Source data
=====

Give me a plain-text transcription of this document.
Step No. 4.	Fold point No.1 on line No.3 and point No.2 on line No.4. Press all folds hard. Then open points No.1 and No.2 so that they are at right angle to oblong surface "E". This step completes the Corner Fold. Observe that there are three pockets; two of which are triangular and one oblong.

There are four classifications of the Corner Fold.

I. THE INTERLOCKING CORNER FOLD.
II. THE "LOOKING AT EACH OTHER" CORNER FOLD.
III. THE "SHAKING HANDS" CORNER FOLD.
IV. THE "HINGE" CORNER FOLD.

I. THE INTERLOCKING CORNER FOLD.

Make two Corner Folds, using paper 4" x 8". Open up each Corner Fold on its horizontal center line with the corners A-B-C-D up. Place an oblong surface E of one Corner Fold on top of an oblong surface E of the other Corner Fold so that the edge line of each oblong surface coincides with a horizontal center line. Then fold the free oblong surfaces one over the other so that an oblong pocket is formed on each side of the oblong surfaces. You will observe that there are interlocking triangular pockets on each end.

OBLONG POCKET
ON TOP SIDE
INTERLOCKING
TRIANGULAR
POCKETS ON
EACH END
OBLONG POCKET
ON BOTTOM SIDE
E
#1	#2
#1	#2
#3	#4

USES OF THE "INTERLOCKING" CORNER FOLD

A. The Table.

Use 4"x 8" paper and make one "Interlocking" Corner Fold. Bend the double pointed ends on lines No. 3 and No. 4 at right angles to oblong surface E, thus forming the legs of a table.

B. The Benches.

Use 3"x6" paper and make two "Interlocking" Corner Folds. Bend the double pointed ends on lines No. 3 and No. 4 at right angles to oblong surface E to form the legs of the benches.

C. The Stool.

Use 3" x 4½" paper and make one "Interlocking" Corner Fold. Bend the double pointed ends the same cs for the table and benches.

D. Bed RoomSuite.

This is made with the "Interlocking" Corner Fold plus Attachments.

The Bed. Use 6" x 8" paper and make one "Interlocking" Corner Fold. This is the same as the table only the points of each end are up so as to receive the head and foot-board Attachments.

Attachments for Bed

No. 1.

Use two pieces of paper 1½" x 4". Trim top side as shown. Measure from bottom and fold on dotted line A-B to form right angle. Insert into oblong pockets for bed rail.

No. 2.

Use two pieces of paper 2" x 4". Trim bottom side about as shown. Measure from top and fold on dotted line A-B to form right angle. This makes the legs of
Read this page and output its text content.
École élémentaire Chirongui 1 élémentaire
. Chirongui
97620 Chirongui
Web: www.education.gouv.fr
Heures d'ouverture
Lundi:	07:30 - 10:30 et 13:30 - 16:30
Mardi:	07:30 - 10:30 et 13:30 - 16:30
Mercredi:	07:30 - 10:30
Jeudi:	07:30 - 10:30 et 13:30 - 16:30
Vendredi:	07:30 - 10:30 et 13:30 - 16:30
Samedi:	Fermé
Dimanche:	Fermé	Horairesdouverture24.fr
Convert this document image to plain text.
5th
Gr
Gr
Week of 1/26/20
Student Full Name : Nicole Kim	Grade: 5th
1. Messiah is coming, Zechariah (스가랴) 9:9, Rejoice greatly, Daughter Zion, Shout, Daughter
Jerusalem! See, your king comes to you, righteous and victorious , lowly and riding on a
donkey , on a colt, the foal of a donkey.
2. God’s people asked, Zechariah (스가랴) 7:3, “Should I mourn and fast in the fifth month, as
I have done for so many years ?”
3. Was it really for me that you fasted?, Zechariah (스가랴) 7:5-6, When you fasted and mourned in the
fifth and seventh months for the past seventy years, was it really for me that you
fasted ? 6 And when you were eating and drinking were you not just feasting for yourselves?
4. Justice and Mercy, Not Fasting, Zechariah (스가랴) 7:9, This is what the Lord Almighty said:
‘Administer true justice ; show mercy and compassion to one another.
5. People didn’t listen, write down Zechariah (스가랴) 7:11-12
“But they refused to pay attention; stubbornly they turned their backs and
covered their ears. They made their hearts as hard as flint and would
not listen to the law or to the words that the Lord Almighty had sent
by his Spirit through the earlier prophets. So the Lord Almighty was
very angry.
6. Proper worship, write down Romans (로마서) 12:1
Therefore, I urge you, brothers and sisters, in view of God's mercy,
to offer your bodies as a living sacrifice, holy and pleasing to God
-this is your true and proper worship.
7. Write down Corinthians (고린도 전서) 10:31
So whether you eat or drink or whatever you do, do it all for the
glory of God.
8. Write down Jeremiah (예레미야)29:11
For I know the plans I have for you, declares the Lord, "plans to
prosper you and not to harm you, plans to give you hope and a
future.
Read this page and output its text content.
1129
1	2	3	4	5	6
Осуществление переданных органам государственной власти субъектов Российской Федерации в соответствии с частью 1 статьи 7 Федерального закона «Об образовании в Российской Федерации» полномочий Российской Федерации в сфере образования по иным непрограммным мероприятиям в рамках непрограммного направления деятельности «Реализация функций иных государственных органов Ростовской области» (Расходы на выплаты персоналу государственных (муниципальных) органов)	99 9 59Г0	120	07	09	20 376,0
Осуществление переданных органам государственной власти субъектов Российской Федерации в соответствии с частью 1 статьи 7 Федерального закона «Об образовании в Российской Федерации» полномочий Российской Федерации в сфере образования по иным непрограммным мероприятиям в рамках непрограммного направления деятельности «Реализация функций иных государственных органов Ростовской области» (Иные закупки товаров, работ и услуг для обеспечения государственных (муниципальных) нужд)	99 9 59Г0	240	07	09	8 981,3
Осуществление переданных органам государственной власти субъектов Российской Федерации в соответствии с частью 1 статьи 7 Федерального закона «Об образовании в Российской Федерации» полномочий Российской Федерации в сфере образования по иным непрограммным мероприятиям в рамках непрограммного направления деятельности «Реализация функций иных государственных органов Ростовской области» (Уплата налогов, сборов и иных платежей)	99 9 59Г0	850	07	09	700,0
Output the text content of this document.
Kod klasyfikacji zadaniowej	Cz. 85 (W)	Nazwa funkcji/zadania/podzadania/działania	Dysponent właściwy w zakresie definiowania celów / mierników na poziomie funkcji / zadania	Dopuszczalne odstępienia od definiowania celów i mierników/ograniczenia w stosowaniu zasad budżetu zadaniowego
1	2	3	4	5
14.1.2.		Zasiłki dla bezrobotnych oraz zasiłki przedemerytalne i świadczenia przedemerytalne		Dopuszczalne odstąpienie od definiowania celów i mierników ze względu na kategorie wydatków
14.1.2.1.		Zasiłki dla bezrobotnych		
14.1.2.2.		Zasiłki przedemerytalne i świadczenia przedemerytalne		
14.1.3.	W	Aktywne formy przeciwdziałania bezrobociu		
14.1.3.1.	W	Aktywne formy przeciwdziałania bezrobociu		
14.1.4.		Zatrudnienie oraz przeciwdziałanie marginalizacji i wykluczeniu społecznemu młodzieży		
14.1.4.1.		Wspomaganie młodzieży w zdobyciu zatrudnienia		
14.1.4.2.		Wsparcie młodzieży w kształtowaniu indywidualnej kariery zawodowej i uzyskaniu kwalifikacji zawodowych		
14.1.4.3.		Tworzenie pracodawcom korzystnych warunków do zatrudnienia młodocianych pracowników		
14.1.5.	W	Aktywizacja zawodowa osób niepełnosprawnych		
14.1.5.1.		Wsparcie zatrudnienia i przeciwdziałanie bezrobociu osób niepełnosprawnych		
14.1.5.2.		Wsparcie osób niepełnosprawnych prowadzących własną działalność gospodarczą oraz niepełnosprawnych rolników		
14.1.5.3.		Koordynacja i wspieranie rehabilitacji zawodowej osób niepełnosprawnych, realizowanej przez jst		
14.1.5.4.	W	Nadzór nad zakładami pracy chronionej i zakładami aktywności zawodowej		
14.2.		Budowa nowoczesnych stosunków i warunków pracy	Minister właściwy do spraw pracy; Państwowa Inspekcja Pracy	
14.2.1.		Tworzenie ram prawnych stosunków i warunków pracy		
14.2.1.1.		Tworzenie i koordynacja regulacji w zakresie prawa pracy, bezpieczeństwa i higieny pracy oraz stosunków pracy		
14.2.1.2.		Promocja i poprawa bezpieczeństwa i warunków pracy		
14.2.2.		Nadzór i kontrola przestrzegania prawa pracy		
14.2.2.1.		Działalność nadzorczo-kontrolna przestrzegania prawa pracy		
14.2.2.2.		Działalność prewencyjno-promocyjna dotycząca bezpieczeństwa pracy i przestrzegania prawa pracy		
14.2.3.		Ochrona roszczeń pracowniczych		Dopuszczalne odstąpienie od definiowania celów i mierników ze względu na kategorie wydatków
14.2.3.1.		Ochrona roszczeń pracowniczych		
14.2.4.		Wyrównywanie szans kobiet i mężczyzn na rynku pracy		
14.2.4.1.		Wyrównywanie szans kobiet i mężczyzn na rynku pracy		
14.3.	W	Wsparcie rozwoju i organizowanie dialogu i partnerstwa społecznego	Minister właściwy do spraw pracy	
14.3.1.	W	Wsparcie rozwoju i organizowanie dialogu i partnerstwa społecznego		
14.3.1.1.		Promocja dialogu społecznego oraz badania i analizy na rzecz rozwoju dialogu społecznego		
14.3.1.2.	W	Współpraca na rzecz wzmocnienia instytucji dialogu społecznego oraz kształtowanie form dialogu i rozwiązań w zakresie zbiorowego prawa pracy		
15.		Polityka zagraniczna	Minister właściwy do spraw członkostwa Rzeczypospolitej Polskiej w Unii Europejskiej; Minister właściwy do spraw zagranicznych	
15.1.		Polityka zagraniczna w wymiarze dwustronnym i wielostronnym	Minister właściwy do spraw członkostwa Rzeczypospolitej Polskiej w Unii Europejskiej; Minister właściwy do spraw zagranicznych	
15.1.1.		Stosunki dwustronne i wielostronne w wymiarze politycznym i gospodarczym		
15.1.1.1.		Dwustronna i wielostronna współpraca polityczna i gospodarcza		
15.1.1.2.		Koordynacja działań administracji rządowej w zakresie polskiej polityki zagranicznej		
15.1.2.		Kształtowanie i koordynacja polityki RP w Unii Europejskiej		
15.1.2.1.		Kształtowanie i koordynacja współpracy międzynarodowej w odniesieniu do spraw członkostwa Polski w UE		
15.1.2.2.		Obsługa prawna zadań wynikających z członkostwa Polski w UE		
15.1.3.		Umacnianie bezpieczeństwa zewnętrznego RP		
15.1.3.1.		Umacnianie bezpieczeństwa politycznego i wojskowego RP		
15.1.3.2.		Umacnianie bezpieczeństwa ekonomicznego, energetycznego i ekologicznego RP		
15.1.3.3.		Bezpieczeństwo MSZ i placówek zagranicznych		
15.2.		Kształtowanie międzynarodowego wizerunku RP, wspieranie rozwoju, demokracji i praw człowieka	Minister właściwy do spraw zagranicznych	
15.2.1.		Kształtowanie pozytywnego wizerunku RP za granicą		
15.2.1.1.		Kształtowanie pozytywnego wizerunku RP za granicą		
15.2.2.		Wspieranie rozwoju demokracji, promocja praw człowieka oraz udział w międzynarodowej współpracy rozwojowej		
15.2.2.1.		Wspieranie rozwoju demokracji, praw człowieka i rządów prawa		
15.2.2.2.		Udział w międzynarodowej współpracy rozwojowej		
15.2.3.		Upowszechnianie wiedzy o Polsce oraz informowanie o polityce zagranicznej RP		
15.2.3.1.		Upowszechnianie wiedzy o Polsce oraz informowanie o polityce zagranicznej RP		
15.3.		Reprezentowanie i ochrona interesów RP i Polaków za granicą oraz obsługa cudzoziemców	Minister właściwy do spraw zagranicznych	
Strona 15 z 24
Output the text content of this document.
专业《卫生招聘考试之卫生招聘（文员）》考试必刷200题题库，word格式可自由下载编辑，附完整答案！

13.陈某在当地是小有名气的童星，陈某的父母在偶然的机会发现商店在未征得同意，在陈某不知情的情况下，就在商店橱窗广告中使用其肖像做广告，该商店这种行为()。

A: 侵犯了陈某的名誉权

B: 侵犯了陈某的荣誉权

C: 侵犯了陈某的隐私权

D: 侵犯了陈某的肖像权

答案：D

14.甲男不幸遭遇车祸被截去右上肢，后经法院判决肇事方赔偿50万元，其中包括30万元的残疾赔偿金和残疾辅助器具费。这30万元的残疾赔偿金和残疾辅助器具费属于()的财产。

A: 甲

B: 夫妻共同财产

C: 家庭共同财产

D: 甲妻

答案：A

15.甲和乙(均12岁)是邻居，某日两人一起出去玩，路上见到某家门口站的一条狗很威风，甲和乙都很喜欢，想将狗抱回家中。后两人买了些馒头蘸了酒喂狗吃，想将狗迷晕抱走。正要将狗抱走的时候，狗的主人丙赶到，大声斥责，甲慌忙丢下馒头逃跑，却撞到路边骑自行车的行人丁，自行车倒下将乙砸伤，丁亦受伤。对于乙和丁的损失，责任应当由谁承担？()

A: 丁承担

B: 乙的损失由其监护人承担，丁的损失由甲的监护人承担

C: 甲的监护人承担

=====

# SET EXERCISE:
Working from the listing above, pick out every line that has "Upowszechnianie" and copy it.

# RESPONSE:
15.2.3.		Upowszechnianie wiedzy o Polsce oraz informowanie o polityce zagranicznej RP		
15.2.3.1.		Upowszechnianie wiedzy o Polsce oraz informowanie o polityce zagranicznej RP		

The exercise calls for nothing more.